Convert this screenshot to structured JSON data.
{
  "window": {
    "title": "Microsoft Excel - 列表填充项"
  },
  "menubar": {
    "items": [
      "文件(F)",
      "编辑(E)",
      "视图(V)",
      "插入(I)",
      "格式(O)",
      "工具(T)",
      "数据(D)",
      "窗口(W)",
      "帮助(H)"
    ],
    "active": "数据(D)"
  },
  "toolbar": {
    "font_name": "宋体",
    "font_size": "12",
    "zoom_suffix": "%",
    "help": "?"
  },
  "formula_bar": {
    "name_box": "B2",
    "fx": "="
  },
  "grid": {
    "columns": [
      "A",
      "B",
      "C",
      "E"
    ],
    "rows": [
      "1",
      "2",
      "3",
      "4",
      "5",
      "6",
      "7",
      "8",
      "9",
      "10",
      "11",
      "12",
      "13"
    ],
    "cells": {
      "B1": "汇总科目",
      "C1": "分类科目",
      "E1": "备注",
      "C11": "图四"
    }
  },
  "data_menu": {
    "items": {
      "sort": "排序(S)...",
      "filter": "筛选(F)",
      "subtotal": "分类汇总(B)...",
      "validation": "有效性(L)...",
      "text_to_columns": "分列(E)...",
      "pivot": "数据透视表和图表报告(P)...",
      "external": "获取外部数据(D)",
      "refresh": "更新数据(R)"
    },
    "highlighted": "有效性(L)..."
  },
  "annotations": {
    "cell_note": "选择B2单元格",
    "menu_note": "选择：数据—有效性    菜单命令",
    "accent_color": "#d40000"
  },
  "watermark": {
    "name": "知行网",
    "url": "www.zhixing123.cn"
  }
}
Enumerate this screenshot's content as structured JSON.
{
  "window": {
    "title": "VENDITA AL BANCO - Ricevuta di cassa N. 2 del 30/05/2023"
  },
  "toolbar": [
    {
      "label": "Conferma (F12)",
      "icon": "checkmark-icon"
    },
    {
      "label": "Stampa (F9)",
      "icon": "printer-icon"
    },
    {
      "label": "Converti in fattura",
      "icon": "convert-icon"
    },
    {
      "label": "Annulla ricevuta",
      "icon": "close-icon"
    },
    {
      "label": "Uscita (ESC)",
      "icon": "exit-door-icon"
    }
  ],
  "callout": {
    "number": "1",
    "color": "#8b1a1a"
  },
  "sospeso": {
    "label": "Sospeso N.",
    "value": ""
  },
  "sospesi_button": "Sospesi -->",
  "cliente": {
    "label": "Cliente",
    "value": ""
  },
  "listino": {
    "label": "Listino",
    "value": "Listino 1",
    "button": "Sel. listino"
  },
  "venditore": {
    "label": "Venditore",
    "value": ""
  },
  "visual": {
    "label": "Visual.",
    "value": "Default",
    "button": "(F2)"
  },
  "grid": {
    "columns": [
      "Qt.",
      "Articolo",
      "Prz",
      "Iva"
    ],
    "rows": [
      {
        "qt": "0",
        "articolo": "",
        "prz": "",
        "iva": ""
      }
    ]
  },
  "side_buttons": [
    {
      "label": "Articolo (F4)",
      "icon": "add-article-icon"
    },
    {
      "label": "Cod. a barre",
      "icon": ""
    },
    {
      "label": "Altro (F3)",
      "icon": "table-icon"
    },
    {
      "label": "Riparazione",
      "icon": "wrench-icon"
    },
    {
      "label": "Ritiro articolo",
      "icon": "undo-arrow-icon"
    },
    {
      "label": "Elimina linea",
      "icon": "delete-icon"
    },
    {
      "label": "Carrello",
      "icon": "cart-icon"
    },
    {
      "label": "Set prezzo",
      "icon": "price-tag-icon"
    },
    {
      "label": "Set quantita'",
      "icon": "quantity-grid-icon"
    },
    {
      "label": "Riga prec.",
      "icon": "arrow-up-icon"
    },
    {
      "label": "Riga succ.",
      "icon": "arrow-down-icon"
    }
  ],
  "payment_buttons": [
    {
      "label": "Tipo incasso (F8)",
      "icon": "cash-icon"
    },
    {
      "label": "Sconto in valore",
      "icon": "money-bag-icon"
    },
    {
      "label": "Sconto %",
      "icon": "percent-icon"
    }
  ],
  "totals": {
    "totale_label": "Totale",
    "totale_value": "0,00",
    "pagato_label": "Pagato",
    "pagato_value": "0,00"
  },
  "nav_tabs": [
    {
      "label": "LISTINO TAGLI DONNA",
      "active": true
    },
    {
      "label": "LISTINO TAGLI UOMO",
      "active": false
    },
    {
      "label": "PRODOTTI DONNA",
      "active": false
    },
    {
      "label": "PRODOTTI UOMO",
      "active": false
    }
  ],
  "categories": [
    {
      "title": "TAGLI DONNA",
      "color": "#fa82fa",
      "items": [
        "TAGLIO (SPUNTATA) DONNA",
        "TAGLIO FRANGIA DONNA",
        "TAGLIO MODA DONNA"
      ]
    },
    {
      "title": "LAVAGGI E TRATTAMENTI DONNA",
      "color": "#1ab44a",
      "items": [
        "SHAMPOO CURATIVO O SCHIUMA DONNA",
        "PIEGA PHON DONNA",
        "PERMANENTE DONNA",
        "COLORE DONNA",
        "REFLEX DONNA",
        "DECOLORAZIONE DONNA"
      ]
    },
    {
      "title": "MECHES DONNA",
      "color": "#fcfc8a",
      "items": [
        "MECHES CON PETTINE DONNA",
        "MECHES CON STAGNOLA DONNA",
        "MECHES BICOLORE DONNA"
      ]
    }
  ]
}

◆ **PROBLEM TO SOLVE**
Extract the data in full. Keep it word for word.

◆ **RESULT FOR THIS EXERCISE**
Convert this screenshot to structured JSON data.
{
  "window": {
    "title": "Microsoft Excel - 列表填充项"
  },
  "menubar": {
    "items": [
      "文件(F)",
      "编辑(E)",
      "视图(V)",
      "插入(I)",
      "格式(O)",
      "工具(T)",
      "数据(D)",
      "窗口(W)",
      "帮助(H)"
    ],
    "active": "数据(D)"
  },
  "toolbar": {
    "font_name": "宋体",
    "font_size": "12",
    "zoom_suffix": "%",
    "help": "?"
  },
  "formula_bar": {
    "name_box": "B2",
    "fx": "="
  },
  "grid": {
    "columns": [
      "A",
      "B",
      "C",
      "E"
    ],
    "rows": [
      "1",
      "2",
      "3",
      "4",
      "5",
      "6",
      "7",
      "8",
      "9",
      "10",
      "11",
      "12",
      "13"
    ],
    "cells": {
      "B1": "汇总科目",
      "C1": "分类科目",
      "E1": "备注",
      "C11": "图四"
    }
  },
  "data_menu": {
    "items": {
      "sort": "排序(S)...",
      "filter": "筛选(F)",
      "subtotal": "分类汇总(B)...",
      "validation": "有效性(L)...",
      "text_to_columns": "分列(E)...",
      "pivot": "数据透视表和图表报告(P)...",
      "external": "获取外部数据(D)",
      "refresh": "更新数据(R)"
    },
    "highlighted": "有效性(L)..."
  },
  "annotations": {
    "cell_note": "选择B2单元格",
    "menu_note": "选择：数据—有效性    菜单命令",
    "accent_color": "#d40000"
  },
  "watermark": {
    "name": "知行网",
    "url": "www.zhixing123.cn"
  }
}
Enumerate this screenshot's content as structured JSON.
{
  "window": {
    "title": "VENDITA AL BANCO - Ricevuta di cassa N. 2 del 30/05/2023"
  },
  "toolbar": [
    {
      "label": "Conferma (F12)",
      "icon": "checkmark-icon"
    },
    {
      "label": "Stampa (F9)",
      "icon": "printer-icon"
    },
    {
      "label": "Converti in fattura",
      "icon": "convert-icon"
    },
    {
      "label": "Annulla ricevuta",
      "icon": "close-icon"
    },
    {
      "label": "Uscita (ESC)",
      "icon": "exit-door-icon"
    }
  ],
  "callout": {
    "number": "1",
    "color": "#8b1a1a"
  },
  "sospeso": {
    "label": "Sospeso N.",
    "value": ""
  },
  "sospesi_button": "Sospesi -->",
  "cliente": {
    "label": "Cliente",
    "value": ""
  },
  "listino": {
    "label": "Listino",
    "value": "Listino 1",
    "button": "Sel. listino"
  },
  "venditore": {
    "label": "Venditore",
    "value": ""
  },
  "visual": {
    "label": "Visual.",
    "value": "Default",
    "button": "(F2)"
  },
  "grid": {
    "columns": [
      "Qt.",
      "Articolo",
      "Prz",
      "Iva"
    ],
    "rows": [
      {
        "qt": "0",
        "articolo": "",
        "prz": "",
        "iva": ""
      }
    ]
  },
  "side_buttons": [
    {
      "label": "Articolo (F4)",
      "icon": "add-article-icon"
    },
    {
      "label": "Cod. a barre",
      "icon": ""
    },
    {
      "label": "Altro (F3)",
      "icon": "table-icon"
    },
    {
      "label": "Riparazione",
      "icon": "wrench-icon"
    },
    {
      "label": "Ritiro articolo",
      "icon": "undo-arrow-icon"
    },
    {
      "label": "Elimina linea",
      "icon": "delete-icon"
    },
    {
      "label": "Carrello",
      "icon": "cart-icon"
    },
    {
      "label": "Set prezzo",
      "icon": "price-tag-icon"
    },
    {
      "label": "Set quantita'",
      "icon": "quantity-grid-icon"
    },
    {
      "label": "Riga prec.",
      "icon": "arrow-up-icon"
    },
    {
      "label": "Riga succ.",
      "icon": "arrow-down-icon"
    }
  ],
  "payment_buttons": [
    {
      "label": "Tipo incasso (F8)",
      "icon": "cash-icon"
    },
    {
      "label": "Sconto in valore",
      "icon": "money-bag-icon"
    },
    {
      "label": "Sconto %",
      "icon": "percent-icon"
    }
  ],
  "totals": {
    "totale_label": "Totale",
    "totale_value": "0,00",
    "pagato_label": "Pagato",
    "pagato_value": "0,00"
  },
  "nav_tabs": [
    {
      "label": "LISTINO TAGLI DONNA",
      "active": true
    },
    {
      "label": "LISTINO TAGLI UOMO",
      "active": false
    },
    {
      "label": "PRODOTTI DONNA",
      "active": false
    },
    {
      "label": "PRODOTTI UOMO",
      "active": false
    }
  ],
  "categories": [
    {
      "title": "TAGLI DONNA",
      "color": "#fa82fa",
      "items": [
        "TAGLIO (SPUNTATA) DONNA",
        "TAGLIO FRANGIA DONNA",
        "TAGLIO MODA DONNA"
      ]
    },
    {
      "title": "LAVAGGI E TRATTAMENTI DONNA",
      "color": "#1ab44a",
      "items": [
        "SHAMPOO CURATIVO O SCHIUMA DONNA",
        "PIEGA PHON DONNA",
        "PERMANENTE DONNA",
        "COLORE DONNA",
        "REFLEX DONNA",
        "DECOLORAZIONE DONNA"
      ]
    },
    {
      "title": "MECHES DONNA",
      "color": "#fcfc8a",
      "items": [
        "MECHES CON PETTINE DONNA",
        "MECHES CON STAGNOLA DONNA",
        "MECHES BICOLORE DONNA"
      ]
    }
  ]
}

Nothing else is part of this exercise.